• Task prompt:
Locate the word "approval" in the material, then show every line that holds it.
+===+
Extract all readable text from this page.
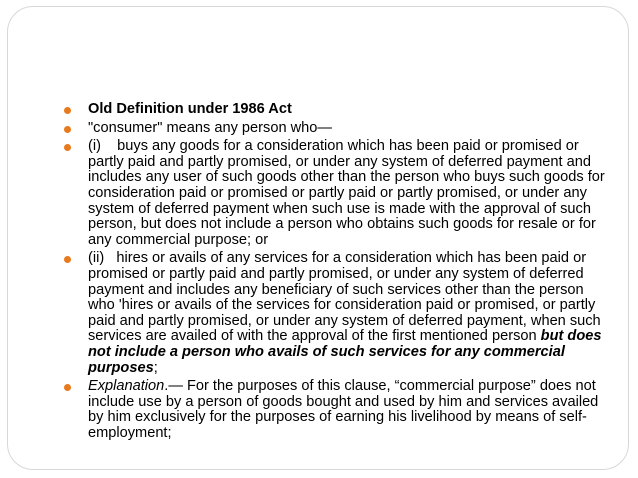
Old Definition under 1986 Act
"consumer" means any person who—
(i)    buys any goods for a consideration which has been paid or promised or partly paid and partly promised, or under any system of deferred payment and includes any user of such goods other than the person who buys such goods for consideration paid or promised or partly paid or partly promised, or under any system of deferred payment when such use is made with the approval of such person, but does not include a person who obtains such goods for resale or for any commercial purpose; or
(ii)   hires or avails of any services for a consideration which has been paid or promised or partly paid and partly promised, or under any system of deferred payment and includes any beneficiary of such services other than the person who 'hires or avails of the services for consideration paid or promised, or partly paid and partly promised, or under any system of deferred payment, when such services are availed of with the approval of the first mentioned person but does not include a person who avails of such services for any commercial purposes;
Explanation.— For the purposes of this clause, “commercial purpose” does not include use by a person of goods bought and used by him and services availed by him exclusively for the purposes of earning his livelihood by means of self-employment;
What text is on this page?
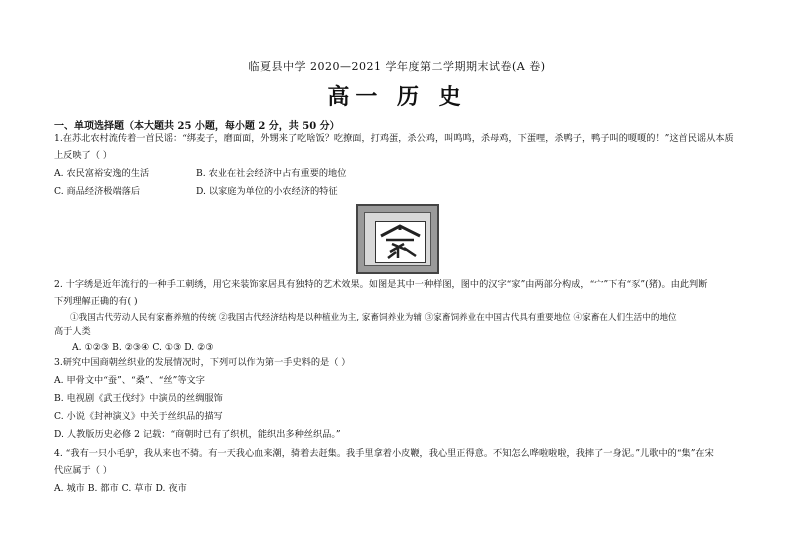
临夏县中学 2020—2021 学年度第二学期期末试卷(A 卷)
高一 历 史
一、单项选择题（本大题共 25 小题，每小题 2 分，共 50 分）
1.在苏北农村流传着一首民谣：“绑麦子，磨面面，外甥来了吃啥饭？吃撩面，打鸡蛋，杀公鸡，叫鸣鸣，杀母鸡，下蛋哩，杀鸭子，鸭子叫的嗄嗄的！”这首民谣从本质
上反映了（ ）
A. 农民富裕安逸的生活	B. 农业在社会经济中占有重要的地位
C. 商品经济极端落后	D. 以家庭为单位的小农经济的特征
2. 十字绣是近年流行的一种手工刺绣，用它来装饰家居具有独特的艺术效果。如图是其中一种样图，图中的汉字“家”由两部分构成，“宀”下有“豕”(猪)。由此判断
下列理解正确的有( )
①我国古代劳动人民有家畜养殖的传统 ②我国古代经济结构是以种植业为主, 家畜饲养业为辅 ③家畜饲养业在中国古代具有重要地位 ④家畜在人们生活中的地位
高于人类
A. ①②③ B. ②③④ C. ①③ D. ②③
3.研究中国商朝丝织业的发展情况时，下列可以作为第一手史料的是（ ）
A. 甲骨文中“蚕”、“桑”、“丝”等文字
B. 电视剧《武王伐纣》中演员的丝绸服饰
C. 小说《封神演义》中关于丝织品的描写
D. 人教版历史必修 2 记载：“商朝时已有了织机，能织出多种丝织品。”
4. “我有一只小毛驴，我从来也不骑。有一天我心血来潮，骑着去赶集。我手里拿着小皮鞭，我心里正得意。不知怎么哗啦啦啦，我摔了一身泥。”儿歌中的“集”在宋
代应属于（ ）
A. 城市 B. 都市 C. 草市 D. 夜市
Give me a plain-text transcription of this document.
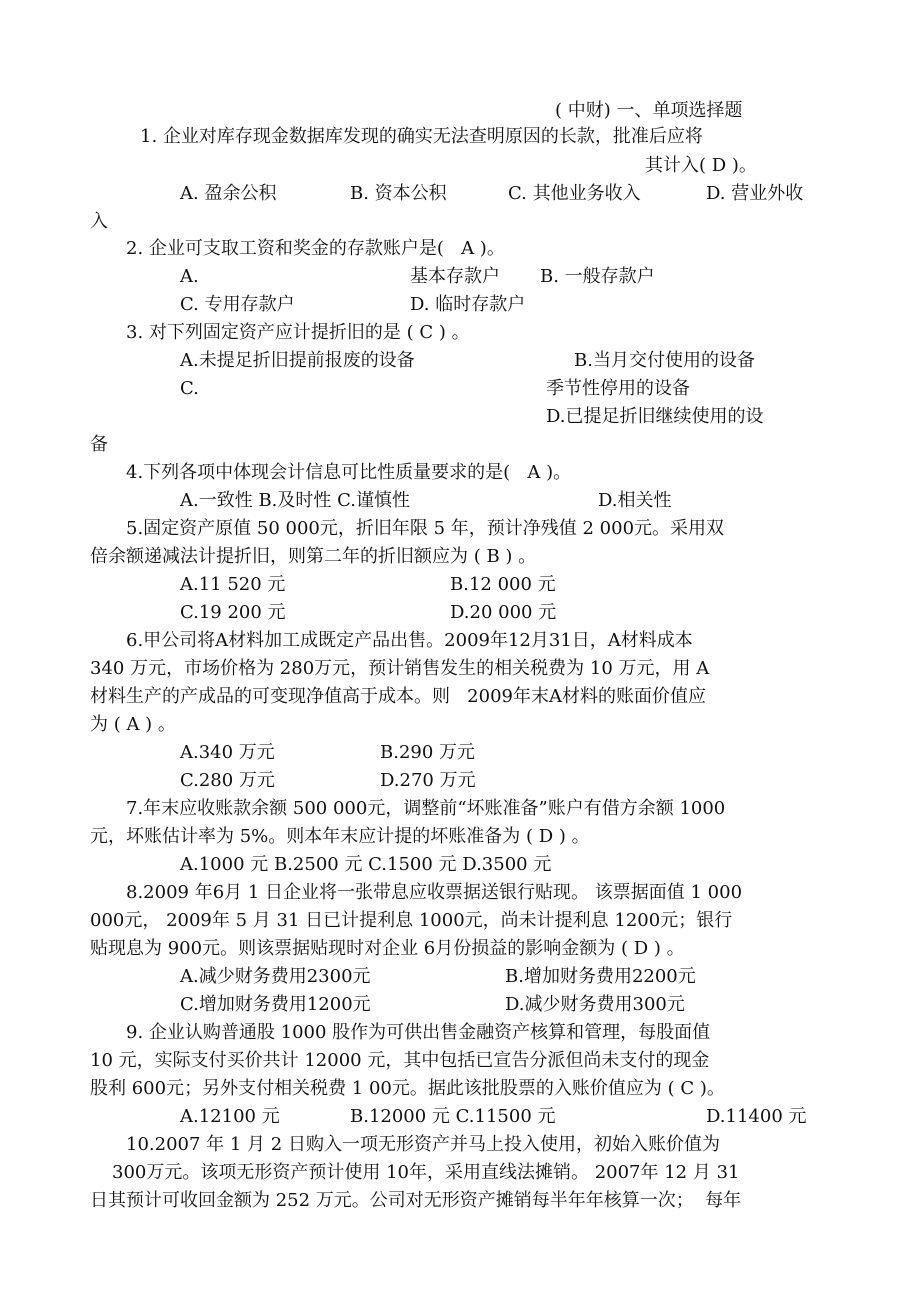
( 中财) 一、单项选择题
1. 企业对库存现金数据库发现的确实无法查明原因的长款，批准后应将
其计入( D )。
A. 盈余公积	B. 资本公积	C. 其他业务收入	D. 营业外收
入
2. 企业可支取工资和奖金的存款账户是(   A )。
A.	基本存款户 B. 一般存款户
C. 专用存款户	D. 临时存款户
3. 对下列固定资产应计提折旧的是 ( C ) 。
A.未提足折旧提前报废的设备	B.当月交付使用的设备
C.	季节性停用的设备
D.已提足折旧继续使用的设
备
4.下列各项中体现会计信息可比性质量要求的是(   A )。
A.一致性 B.及时性 C.谨慎性	D.相关性
5.固定资产原值 50 000元，折旧年限 5 年，预计净残值 2 000元。采用双
倍余额递减法计提折旧，则第二年的折旧额应为 ( B ) 。
A.11 520 元	B.12 000 元
C.19 200 元	D.20 000 元
6.甲公司将A材料加工成既定产品出售。2009年12月31日，A材料成本
340 万元，市场价格为 280万元，预计销售发生的相关税费为 10 万元，用 A
材料生产的产成品的可变现净值高于成本。则   2009年末A材料的账面价值应
为 ( A ) 。
A.340 万元	B.290 万元
C.280 万元	D.270 万元
7.年末应收账款余额 500 000元，调整前“坏账准备”账户有借方余额 1000
元，坏账估计率为 5%。则本年末应计提的坏账准备为 ( D ) 。
A.1000 元 B.2500 元 C.1500 元 D.3500 元
8.2009 年6月 1 日企业将一张带息应收票据送银行贴现。 该票据面值 1 000
000元， 2009年 5 月 31 日已计提利息 1000元，尚未计提利息 1200元；银行
贴现息为 900元。则该票据贴现时对企业 6月份损益的影响金额为 ( D ) 。
A.减少财务费用2300元	B.增加财务费用2200元
C.增加财务费用1200元	D.减少财务费用300元
9. 企业认购普通股 1000 股作为可供出售金融资产核算和管理，每股面值
10 元，实际支付买价共计 12000 元，其中包括已宣告分派但尚未支付的现金
股利 600元；另外支付相关税费 1 00元。据此该批股票的入账价值应为 ( C )。
A.12100 元	B.12000 元 C.11500 元	D.11400 元
10.2007 年 1 月 2 日购入一项无形资产并马上投入使用，初始入账价值为
300万元。该项无形资产预计使用 10年，采用直线法摊销。 2007年 12 月 31
日其预计可收回金额为 252 万元。公司对无形资产摊销每半年年核算一次；  每年
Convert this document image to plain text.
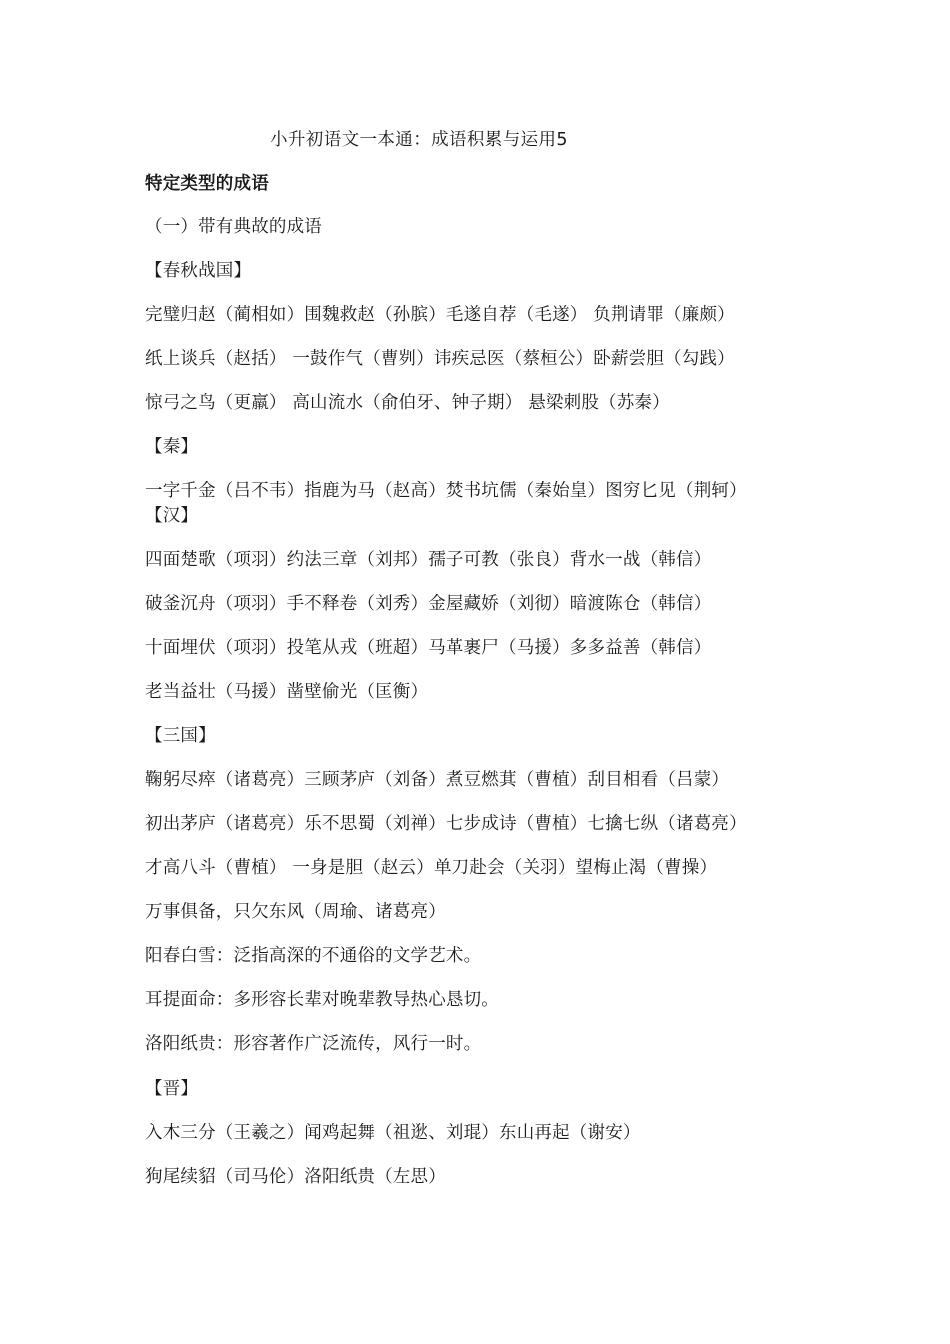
小升初语文一本通：成语积累与运用5
特定类型的成语
（一）带有典故的成语
【春秋战国】
完璧归赵（蔺相如）围魏救赵（孙膑）毛遂自荐（毛遂） 负荆请罪（廉颇）
纸上谈兵（赵括） 一鼓作气（曹刿）讳疾忌医（蔡桓公）卧薪尝胆（勾践）
惊弓之鸟（更羸） 高山流水（俞伯牙、钟子期） 悬梁刺股（苏秦）
【秦】
一字千金（吕不韦）指鹿为马（赵高）焚书坑儒（秦始皇）图穷匕见（荆轲）
【汉】
四面楚歌（项羽）约法三章（刘邦）孺子可教（张良）背水一战（韩信）
破釜沉舟（项羽）手不释卷（刘秀）金屋藏娇（刘彻）暗渡陈仓（韩信）
十面埋伏（项羽）投笔从戎（班超）马革裹尸（马援）多多益善（韩信）
老当益壮（马援）凿壁偷光（匡衡）
【三国】
鞠躬尽瘁（诸葛亮）三顾茅庐（刘备）煮豆燃萁（曹植）刮目相看（吕蒙）
初出茅庐（诸葛亮）乐不思蜀（刘禅）七步成诗（曹植）七擒七纵（诸葛亮）
才高八斗（曹植） 一身是胆（赵云）单刀赴会（关羽）望梅止渴（曹操）
万事俱备，只欠东风（周瑜、诸葛亮）
阳春白雪：泛指高深的不通俗的文学艺术。
耳提面命：多形容长辈对晚辈教导热心恳切。
洛阳纸贵：形容著作广泛流传，风行一时。
【晋】
入木三分（王羲之）闻鸡起舞（祖逖、刘琨）东山再起（谢安）
狗尾续貂（司马伦）洛阳纸贵（左思）
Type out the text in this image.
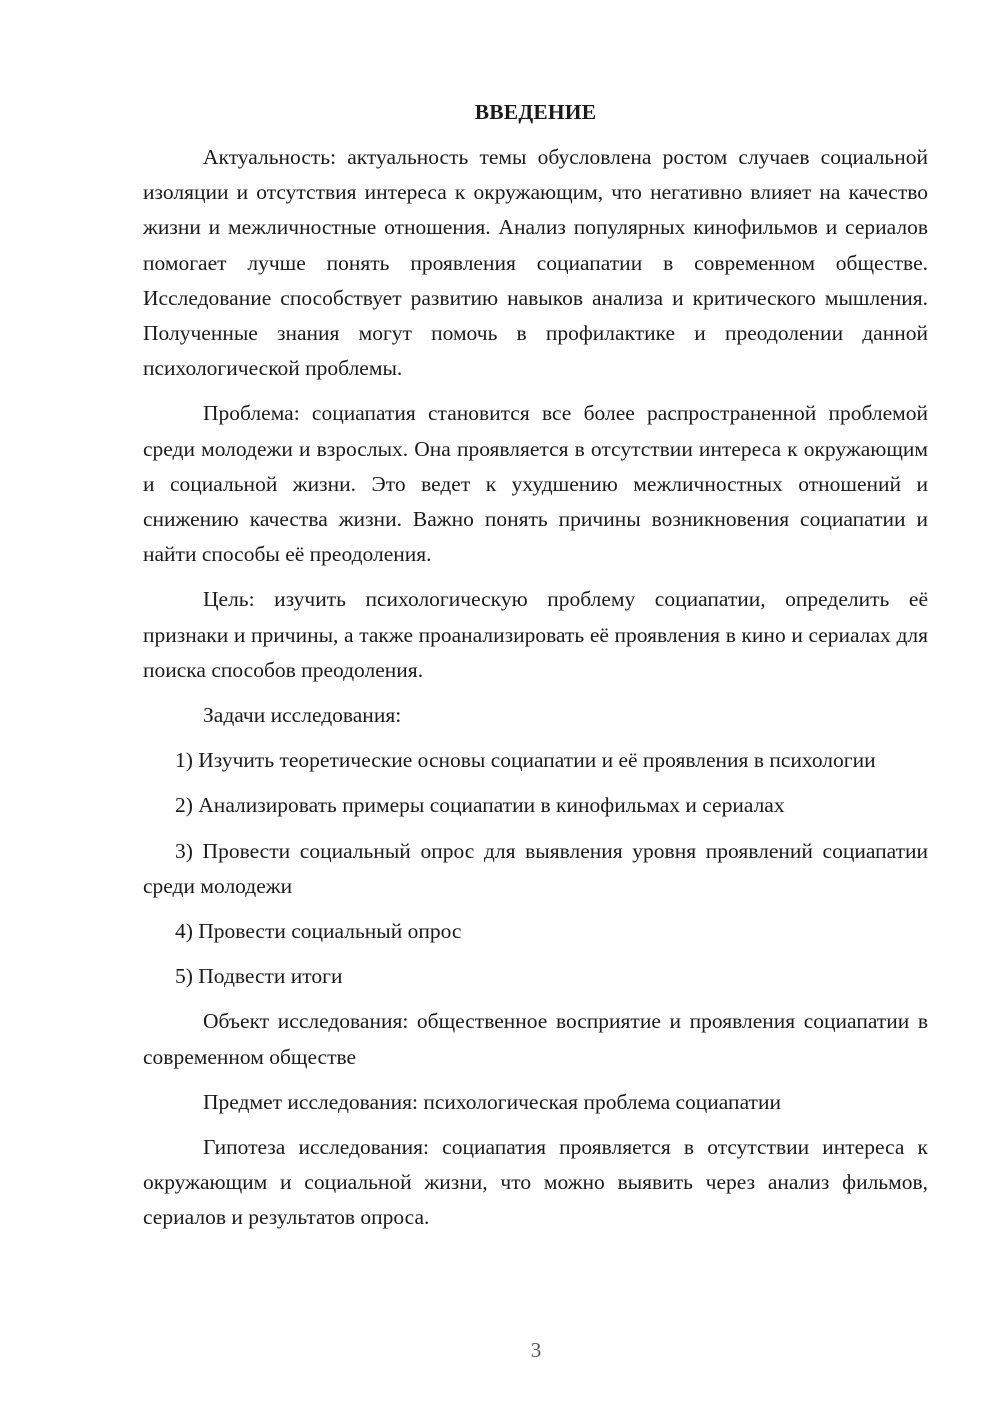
ВВЕДЕНИЕ

Актуальность: актуальность темы обусловлена ростом случаев социальной изоляции и отсутствия интереса к окружающим, что негативно влияет на качество жизни и межличностные отношения. Анализ популярных кинофильмов и сериалов помогает лучше понять проявления социапатии в современном обществе. Исследование способствует развитию навыков анализа и критического мышления. Полученные знания могут помочь в профилактике и преодолении данной психологической проблемы.

Проблема: социапатия становится все более распространенной проблемой среди молодежи и взрослых. Она проявляется в отсутствии интереса к окружающим и социальной жизни. Это ведет к ухудшению межличностных отношений и снижению качества жизни. Важно понять причины возникновения социапатии и найти способы её преодоления.

Цель: изучить психологическую проблему социапатии, определить её признаки и причины, а также проанализировать её проявления в кино и сериалах для поиска способов преодоления.

Задачи исследования:

1) Изучить теоретические основы социапатии и её проявления в психологии

2) Анализировать примеры социапатии в кинофильмах и сериалах

3) Провести социальный опрос для выявления уровня проявлений социапатии среди молодежи

4) Провести социальный опрос

5) Подвести итоги

Объект исследования: общественное восприятие и проявления социапатии в современном обществе

Предмет исследования: психологическая проблема социапатии

Гипотеза исследования: социапатия проявляется в отсутствии интереса к окружающим и социальной жизни, что можно выявить через анализ фильмов, сериалов и результатов опроса.

3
+===+
• Correct answer:
(i)    buys any goods for a consideration which has been paid or promised or partly paid and partly promised, or under any system of deferred payment and includes any user of such goods other than the person who buys such goods for consideration paid or promised or partly paid or partly promised, or under any system of deferred payment when such use is made with the approval of such person, but does not include a person who obtains such goods for resale or for any commercial purpose; or
(ii)   hires or avails of any services for a consideration which has been paid or promised or partly paid and partly promised, or under any system of deferred payment and includes any beneficiary of such services other than the person who 'hires or avails of the services for consideration paid or promised, or partly paid and partly promised, or under any system of deferred payment, when such services are availed of with the approval of the first mentioned person but does not include a person who avails of such services for any commercial purposes;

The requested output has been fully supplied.